**REQUIRED TASK:** In the listing below, identify each line with the word "heading" and return those lines.
[Start DATA TO PROCESS]
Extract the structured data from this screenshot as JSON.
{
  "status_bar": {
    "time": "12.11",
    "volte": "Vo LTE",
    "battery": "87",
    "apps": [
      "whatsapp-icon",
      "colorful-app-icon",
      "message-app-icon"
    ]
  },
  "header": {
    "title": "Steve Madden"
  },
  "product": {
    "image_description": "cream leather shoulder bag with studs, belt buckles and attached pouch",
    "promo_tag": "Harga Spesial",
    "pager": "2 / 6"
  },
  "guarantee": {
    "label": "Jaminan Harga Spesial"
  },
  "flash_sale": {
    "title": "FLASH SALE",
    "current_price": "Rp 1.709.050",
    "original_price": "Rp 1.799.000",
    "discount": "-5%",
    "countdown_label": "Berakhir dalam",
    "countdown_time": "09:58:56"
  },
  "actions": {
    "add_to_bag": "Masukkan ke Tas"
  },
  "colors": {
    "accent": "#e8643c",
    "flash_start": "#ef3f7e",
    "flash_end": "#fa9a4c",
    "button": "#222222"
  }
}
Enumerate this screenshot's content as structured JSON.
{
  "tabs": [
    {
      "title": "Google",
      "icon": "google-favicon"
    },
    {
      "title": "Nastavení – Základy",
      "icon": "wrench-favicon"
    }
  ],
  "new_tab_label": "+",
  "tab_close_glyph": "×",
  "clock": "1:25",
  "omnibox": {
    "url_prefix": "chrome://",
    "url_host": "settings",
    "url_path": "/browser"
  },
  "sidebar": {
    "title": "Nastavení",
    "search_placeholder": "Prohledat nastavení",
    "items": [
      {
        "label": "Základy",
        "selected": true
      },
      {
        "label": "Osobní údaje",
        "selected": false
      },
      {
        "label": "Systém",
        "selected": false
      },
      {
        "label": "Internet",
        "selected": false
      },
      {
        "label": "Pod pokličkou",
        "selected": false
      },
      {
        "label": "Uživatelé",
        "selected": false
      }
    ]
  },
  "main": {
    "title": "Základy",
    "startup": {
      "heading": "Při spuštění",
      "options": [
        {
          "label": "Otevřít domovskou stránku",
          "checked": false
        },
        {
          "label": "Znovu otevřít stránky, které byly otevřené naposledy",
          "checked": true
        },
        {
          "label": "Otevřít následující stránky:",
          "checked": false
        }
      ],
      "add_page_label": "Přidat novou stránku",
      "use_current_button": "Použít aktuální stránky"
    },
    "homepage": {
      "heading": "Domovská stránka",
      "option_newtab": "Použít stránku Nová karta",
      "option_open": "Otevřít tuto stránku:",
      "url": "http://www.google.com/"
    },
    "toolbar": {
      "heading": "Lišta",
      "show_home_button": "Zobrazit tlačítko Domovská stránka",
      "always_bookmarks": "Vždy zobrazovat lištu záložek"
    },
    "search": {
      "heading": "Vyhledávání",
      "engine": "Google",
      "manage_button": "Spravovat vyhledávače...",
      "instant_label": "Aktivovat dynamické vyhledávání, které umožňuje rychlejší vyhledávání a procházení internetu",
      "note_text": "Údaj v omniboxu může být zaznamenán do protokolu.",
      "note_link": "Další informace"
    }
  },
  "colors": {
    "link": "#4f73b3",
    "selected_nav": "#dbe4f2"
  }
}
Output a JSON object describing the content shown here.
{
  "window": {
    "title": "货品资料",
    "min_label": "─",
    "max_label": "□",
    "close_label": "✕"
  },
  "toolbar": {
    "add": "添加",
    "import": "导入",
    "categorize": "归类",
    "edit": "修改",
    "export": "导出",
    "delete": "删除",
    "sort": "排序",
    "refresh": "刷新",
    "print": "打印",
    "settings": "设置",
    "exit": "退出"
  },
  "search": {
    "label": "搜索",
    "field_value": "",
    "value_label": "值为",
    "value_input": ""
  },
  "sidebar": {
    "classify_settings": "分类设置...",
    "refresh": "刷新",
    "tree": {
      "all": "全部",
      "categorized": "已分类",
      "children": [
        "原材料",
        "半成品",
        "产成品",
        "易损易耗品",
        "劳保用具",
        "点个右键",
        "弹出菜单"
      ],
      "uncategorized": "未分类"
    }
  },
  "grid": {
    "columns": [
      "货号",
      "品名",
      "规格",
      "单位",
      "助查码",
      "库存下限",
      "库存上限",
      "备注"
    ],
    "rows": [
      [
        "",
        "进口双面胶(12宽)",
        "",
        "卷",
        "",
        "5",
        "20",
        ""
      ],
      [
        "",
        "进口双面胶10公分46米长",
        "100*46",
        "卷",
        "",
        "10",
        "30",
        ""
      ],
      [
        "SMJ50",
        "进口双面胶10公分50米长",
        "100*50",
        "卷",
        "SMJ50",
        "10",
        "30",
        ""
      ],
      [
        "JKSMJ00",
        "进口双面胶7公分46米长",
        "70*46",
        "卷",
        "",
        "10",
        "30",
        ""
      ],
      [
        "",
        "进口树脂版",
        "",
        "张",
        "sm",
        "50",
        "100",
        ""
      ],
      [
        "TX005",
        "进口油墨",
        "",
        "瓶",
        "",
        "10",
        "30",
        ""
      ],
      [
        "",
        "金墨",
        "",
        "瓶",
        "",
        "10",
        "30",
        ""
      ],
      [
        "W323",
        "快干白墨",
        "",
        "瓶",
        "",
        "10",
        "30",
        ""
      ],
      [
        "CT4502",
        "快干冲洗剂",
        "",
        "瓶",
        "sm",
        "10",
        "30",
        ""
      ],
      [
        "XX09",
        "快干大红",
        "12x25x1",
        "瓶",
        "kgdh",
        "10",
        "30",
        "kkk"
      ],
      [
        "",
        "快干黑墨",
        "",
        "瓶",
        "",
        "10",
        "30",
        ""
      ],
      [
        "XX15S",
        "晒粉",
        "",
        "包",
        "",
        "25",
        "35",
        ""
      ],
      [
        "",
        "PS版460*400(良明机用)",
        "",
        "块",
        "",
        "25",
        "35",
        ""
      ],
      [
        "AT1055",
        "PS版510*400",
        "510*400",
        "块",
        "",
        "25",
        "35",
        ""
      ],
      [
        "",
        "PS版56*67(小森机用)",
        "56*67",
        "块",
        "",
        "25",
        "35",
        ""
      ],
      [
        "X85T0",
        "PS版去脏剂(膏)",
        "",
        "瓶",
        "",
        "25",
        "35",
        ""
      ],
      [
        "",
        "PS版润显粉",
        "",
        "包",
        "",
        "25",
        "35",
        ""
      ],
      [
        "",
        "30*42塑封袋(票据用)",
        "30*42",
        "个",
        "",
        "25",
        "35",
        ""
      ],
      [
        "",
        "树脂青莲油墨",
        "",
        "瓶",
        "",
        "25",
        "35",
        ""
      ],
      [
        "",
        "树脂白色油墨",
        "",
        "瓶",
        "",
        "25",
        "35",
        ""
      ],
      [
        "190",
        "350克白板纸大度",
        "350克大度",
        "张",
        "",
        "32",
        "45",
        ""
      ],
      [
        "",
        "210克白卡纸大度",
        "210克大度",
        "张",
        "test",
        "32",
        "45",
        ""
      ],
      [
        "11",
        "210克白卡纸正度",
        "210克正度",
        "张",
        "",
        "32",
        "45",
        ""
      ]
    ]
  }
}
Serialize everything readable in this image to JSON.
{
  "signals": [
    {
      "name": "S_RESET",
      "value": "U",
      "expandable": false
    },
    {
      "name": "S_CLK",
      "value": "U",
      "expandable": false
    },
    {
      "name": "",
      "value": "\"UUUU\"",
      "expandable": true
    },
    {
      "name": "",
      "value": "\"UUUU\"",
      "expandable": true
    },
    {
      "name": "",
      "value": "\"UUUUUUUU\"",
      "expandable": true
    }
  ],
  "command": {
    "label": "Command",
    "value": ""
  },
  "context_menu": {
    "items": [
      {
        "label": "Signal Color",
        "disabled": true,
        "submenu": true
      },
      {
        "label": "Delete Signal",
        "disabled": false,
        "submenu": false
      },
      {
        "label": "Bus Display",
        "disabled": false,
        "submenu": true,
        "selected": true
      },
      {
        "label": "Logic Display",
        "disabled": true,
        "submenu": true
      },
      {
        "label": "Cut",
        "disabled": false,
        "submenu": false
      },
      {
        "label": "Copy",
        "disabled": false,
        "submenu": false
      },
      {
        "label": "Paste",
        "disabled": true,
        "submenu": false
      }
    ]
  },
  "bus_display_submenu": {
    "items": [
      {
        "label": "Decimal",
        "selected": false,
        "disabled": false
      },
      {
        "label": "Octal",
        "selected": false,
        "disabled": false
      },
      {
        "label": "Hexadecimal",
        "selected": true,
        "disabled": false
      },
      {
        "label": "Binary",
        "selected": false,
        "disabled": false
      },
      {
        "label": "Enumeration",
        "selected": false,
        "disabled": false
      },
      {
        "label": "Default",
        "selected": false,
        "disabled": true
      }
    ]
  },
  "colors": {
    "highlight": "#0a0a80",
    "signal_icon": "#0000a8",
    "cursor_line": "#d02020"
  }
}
[End DATA TO PROCESS]
**CORRECT ANSWER:**
      "heading": "Při spuštění",
      "heading": "Domovská stránka",
      "heading": "Lišta",
      "heading": "Vyhledávání",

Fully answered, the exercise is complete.